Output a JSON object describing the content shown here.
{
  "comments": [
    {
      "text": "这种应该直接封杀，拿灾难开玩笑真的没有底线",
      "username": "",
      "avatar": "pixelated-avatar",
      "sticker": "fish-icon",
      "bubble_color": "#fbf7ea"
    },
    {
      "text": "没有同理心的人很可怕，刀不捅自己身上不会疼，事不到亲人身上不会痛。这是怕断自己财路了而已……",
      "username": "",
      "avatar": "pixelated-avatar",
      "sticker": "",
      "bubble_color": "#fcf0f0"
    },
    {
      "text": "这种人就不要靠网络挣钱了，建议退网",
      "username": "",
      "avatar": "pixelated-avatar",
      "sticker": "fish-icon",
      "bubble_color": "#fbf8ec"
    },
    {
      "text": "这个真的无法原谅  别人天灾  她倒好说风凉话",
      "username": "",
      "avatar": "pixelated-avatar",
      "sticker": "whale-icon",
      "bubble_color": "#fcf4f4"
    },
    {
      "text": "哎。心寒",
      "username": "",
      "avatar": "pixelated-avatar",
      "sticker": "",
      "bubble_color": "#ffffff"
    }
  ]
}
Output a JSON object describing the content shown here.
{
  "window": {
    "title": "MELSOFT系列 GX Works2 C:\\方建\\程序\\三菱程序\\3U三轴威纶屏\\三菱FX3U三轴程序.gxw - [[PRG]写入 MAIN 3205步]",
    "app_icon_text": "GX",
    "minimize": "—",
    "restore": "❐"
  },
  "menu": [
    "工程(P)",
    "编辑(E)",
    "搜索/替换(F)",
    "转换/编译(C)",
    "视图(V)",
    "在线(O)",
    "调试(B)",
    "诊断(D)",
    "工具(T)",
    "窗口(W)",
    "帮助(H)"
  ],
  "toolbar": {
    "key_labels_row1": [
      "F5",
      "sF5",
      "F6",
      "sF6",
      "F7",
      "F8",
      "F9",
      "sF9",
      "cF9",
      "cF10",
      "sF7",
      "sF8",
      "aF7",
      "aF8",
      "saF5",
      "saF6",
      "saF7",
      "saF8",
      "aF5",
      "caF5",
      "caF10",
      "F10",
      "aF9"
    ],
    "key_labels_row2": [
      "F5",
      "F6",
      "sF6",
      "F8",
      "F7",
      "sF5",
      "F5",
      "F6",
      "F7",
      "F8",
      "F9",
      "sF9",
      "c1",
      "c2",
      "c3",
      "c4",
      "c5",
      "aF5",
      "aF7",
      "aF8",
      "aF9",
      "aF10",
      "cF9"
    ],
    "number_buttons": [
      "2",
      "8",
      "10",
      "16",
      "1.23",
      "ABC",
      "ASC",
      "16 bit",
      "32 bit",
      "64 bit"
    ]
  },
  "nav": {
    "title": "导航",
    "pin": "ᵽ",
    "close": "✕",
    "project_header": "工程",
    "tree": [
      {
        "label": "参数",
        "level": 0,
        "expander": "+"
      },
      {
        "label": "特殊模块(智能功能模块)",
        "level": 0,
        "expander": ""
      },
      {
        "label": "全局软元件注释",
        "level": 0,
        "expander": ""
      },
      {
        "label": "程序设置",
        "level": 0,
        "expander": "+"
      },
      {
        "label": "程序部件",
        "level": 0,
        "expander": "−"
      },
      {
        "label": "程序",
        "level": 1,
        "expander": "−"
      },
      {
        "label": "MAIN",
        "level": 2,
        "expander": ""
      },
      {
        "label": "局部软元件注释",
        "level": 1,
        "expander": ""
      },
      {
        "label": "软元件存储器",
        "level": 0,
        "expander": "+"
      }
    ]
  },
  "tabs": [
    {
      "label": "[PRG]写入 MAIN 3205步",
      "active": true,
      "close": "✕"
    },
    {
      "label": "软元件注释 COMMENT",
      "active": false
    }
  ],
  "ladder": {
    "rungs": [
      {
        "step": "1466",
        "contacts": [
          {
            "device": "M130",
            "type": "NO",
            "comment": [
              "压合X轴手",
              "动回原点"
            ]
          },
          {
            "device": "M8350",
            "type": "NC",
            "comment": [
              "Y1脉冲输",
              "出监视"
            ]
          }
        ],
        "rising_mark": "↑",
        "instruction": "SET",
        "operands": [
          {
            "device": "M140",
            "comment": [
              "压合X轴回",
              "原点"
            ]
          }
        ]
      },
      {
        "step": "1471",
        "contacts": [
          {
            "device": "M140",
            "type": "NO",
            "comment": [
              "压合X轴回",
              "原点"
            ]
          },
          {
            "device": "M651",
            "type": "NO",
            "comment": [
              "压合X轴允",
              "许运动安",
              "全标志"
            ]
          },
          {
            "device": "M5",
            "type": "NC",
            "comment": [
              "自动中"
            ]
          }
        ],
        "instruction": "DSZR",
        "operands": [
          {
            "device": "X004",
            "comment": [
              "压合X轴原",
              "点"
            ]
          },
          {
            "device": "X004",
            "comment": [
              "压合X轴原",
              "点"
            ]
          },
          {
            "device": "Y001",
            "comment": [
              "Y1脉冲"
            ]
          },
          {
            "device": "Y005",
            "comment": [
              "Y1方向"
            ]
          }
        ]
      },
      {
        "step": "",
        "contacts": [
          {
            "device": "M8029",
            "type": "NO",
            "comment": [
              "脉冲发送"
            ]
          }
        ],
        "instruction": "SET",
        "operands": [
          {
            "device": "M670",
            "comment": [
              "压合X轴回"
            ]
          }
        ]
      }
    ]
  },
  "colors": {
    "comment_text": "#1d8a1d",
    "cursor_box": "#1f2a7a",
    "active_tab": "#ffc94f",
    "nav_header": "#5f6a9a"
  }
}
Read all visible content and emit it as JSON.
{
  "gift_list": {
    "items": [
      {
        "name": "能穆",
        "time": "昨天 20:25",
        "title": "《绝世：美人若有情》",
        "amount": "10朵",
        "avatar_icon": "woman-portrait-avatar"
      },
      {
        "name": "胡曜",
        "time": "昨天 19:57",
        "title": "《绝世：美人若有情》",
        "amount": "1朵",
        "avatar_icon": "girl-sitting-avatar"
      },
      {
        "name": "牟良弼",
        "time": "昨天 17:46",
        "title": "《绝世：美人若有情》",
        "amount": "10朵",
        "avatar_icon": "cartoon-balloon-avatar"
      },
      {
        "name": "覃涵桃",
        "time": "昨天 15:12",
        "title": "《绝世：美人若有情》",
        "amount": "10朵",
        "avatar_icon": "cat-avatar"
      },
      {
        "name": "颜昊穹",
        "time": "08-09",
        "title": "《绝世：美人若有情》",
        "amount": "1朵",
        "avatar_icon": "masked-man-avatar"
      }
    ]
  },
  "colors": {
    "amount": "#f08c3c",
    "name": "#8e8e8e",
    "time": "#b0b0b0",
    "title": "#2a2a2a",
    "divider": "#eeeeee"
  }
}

▶ _Set task_
Reproduce the entries above exactly.

▶ _The response_
Output a JSON object describing the content shown here.
{
  "comments": [
    {
      "text": "这种应该直接封杀，拿灾难开玩笑真的没有底线",
      "username": "",
      "avatar": "pixelated-avatar",
      "sticker": "fish-icon",
      "bubble_color": "#fbf7ea"
    },
    {
      "text": "没有同理心的人很可怕，刀不捅自己身上不会疼，事不到亲人身上不会痛。这是怕断自己财路了而已……",
      "username": "",
      "avatar": "pixelated-avatar",
      "sticker": "",
      "bubble_color": "#fcf0f0"
    },
    {
      "text": "这种人就不要靠网络挣钱了，建议退网",
      "username": "",
      "avatar": "pixelated-avatar",
      "sticker": "fish-icon",
      "bubble_color": "#fbf8ec"
    },
    {
      "text": "这个真的无法原谅  别人天灾  她倒好说风凉话",
      "username": "",
      "avatar": "pixelated-avatar",
      "sticker": "whale-icon",
      "bubble_color": "#fcf4f4"
    },
    {
      "text": "哎。心寒",
      "username": "",
      "avatar": "pixelated-avatar",
      "sticker": "",
      "bubble_color": "#ffffff"
    }
  ]
}
Output a JSON object describing the content shown here.
{
  "window": {
    "title": "MELSOFT系列 GX Works2 C:\\方建\\程序\\三菱程序\\3U三轴威纶屏\\三菱FX3U三轴程序.gxw - [[PRG]写入 MAIN 3205步]",
    "app_icon_text": "GX",
    "minimize": "—",
    "restore": "❐"
  },
  "menu": [
    "工程(P)",
    "编辑(E)",
    "搜索/替换(F)",
    "转换/编译(C)",
    "视图(V)",
    "在线(O)",
    "调试(B)",
    "诊断(D)",
    "工具(T)",
    "窗口(W)",
    "帮助(H)"
  ],
  "toolbar": {
    "key_labels_row1": [
      "F5",
      "sF5",
      "F6",
      "sF6",
      "F7",
      "F8",
      "F9",
      "sF9",
      "cF9",
      "cF10",
      "sF7",
      "sF8",
      "aF7",
      "aF8",
      "saF5",
      "saF6",
      "saF7",
      "saF8",
      "aF5",
      "caF5",
      "caF10",
      "F10",
      "aF9"
    ],
    "key_labels_row2": [
      "F5",
      "F6",
      "sF6",
      "F8",
      "F7",
      "sF5",
      "F5",
      "F6",
      "F7",
      "F8",
      "F9",
      "sF9",
      "c1",
      "c2",
      "c3",
      "c4",
      "c5",
      "aF5",
      "aF7",
      "aF8",
      "aF9",
      "aF10",
      "cF9"
    ],
    "number_buttons": [
      "2",
      "8",
      "10",
      "16",
      "1.23",
      "ABC",
      "ASC",
      "16 bit",
      "32 bit",
      "64 bit"
    ]
  },
  "nav": {
    "title": "导航",
    "pin": "ᵽ",
    "close": "✕",
    "project_header": "工程",
    "tree": [
      {
        "label": "参数",
        "level": 0,
        "expander": "+"
      },
      {
        "label": "特殊模块(智能功能模块)",
        "level": 0,
        "expander": ""
      },
      {
        "label": "全局软元件注释",
        "level": 0,
        "expander": ""
      },
      {
        "label": "程序设置",
        "level": 0,
        "expander": "+"
      },
      {
        "label": "程序部件",
        "level": 0,
        "expander": "−"
      },
      {
        "label": "程序",
        "level": 1,
        "expander": "−"
      },
      {
        "label": "MAIN",
        "level": 2,
        "expander": ""
      },
      {
        "label": "局部软元件注释",
        "level": 1,
        "expander": ""
      },
      {
        "label": "软元件存储器",
        "level": 0,
        "expander": "+"
      }
    ]
  },
  "tabs": [
    {
      "label": "[PRG]写入 MAIN 3205步",
      "active": true,
      "close": "✕"
    },
    {
      "label": "软元件注释 COMMENT",
      "active": false
    }
  ],
  "ladder": {
    "rungs": [
      {
        "step": "1466",
        "contacts": [
          {
            "device": "M130",
            "type": "NO",
            "comment": [
              "压合X轴手",
              "动回原点"
            ]
          },
          {
            "device": "M8350",
            "type": "NC",
            "comment": [
              "Y1脉冲输",
              "出监视"
            ]
          }
        ],
        "rising_mark": "↑",
        "instruction": "SET",
        "operands": [
          {
            "device": "M140",
            "comment": [
              "压合X轴回",
              "原点"
            ]
          }
        ]
      },
      {
        "step": "1471",
        "contacts": [
          {
            "device": "M140",
            "type": "NO",
            "comment": [
              "压合X轴回",
              "原点"
            ]
          },
          {
            "device": "M651",
            "type": "NO",
            "comment": [
              "压合X轴允",
              "许运动安",
              "全标志"
            ]
          },
          {
            "device": "M5",
            "type": "NC",
            "comment": [
              "自动中"
            ]
          }
        ],
        "instruction": "DSZR",
        "operands": [
          {
            "device": "X004",
            "comment": [
              "压合X轴原",
              "点"
            ]
          },
          {
            "device": "X004",
            "comment": [
              "压合X轴原",
              "点"
            ]
          },
          {
            "device": "Y001",
            "comment": [
              "Y1脉冲"
            ]
          },
          {
            "device": "Y005",
            "comment": [
              "Y1方向"
            ]
          }
        ]
      },
      {
        "step": "",
        "contacts": [
          {
            "device": "M8029",
            "type": "NO",
            "comment": [
              "脉冲发送"
            ]
          }
        ],
        "instruction": "SET",
        "operands": [
          {
            "device": "M670",
            "comment": [
              "压合X轴回"
            ]
          }
        ]
      }
    ]
  },
  "colors": {
    "comment_text": "#1d8a1d",
    "cursor_box": "#1f2a7a",
    "active_tab": "#ffc94f",
    "nav_header": "#5f6a9a"
  }
}
Read all visible content and emit it as JSON.
{
  "gift_list": {
    "items": [
      {
        "name": "能穆",
        "time": "昨天 20:25",
        "title": "《绝世：美人若有情》",
        "amount": "10朵",
        "avatar_icon": "woman-portrait-avatar"
      },
      {
        "name": "胡曜",
        "time": "昨天 19:57",
        "title": "《绝世：美人若有情》",
        "amount": "1朵",
        "avatar_icon": "girl-sitting-avatar"
      },
      {
        "name": "牟良弼",
        "time": "昨天 17:46",
        "title": "《绝世：美人若有情》",
        "amount": "10朵",
        "avatar_icon": "cartoon-balloon-avatar"
      },
      {
        "name": "覃涵桃",
        "time": "昨天 15:12",
        "title": "《绝世：美人若有情》",
        "amount": "10朵",
        "avatar_icon": "cat-avatar"
      },
      {
        "name": "颜昊穹",
        "time": "08-09",
        "title": "《绝世：美人若有情》",
        "amount": "1朵",
        "avatar_icon": "masked-man-avatar"
      }
    ]
  },
  "colors": {
    "amount": "#f08c3c",
    "name": "#8e8e8e",
    "time": "#b0b0b0",
    "title": "#2a2a2a",
    "divider": "#eeeeee"
  }
}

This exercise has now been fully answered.